- _TASK DIRECTIONS_: Find each line with the word "fiesta" and say how many there are, nothing else.
::: RECORDS FOR THE EXERCISE
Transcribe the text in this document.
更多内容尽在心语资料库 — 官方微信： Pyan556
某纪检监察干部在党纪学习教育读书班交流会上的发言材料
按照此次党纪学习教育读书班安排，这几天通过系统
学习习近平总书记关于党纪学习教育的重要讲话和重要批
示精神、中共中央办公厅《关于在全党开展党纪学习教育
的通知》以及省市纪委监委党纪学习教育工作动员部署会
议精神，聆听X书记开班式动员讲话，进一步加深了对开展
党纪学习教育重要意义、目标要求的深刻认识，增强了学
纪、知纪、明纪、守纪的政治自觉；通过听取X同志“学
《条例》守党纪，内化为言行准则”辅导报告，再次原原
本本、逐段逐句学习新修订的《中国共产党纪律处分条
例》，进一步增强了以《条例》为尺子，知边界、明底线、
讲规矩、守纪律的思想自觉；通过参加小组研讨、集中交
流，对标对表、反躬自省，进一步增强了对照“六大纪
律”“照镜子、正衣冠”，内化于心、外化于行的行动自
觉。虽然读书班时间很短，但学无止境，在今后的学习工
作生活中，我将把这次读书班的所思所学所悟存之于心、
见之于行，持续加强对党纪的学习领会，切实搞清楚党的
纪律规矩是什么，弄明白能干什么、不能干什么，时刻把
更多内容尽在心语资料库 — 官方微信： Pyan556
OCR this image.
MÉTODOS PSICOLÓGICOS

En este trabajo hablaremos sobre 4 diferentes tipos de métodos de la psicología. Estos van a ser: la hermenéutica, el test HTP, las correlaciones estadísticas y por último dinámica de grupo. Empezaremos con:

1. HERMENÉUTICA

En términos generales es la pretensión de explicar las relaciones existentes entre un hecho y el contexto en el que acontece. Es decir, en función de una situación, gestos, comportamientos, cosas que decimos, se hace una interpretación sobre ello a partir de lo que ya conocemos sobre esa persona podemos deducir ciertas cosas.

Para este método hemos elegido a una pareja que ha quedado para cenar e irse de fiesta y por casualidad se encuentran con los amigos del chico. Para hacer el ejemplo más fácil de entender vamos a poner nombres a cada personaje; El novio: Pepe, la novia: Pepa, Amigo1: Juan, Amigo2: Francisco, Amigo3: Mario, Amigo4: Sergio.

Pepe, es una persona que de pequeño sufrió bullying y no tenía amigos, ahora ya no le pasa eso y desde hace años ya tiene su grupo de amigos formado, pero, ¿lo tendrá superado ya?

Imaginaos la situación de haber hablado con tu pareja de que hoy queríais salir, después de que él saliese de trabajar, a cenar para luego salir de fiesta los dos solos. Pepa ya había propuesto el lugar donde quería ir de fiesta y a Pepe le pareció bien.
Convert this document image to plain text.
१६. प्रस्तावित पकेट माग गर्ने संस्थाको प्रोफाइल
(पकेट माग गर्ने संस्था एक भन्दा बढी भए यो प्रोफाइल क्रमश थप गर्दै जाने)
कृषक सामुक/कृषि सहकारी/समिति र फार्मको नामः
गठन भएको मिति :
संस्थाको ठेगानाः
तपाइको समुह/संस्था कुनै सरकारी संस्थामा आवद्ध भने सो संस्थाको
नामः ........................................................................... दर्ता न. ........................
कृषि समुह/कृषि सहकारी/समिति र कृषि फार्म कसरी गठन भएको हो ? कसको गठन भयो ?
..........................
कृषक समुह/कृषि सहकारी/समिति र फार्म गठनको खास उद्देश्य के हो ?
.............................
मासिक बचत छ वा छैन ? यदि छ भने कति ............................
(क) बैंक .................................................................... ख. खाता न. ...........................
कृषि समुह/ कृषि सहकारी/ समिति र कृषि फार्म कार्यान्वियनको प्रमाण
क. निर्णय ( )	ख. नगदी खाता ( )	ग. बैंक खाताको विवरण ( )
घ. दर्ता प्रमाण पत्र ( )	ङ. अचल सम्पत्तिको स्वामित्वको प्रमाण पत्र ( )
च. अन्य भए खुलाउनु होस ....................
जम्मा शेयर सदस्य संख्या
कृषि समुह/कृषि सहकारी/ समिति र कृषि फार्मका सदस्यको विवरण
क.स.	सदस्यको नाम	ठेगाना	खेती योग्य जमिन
::::::
- _EXPECTED OUTPUT_: 2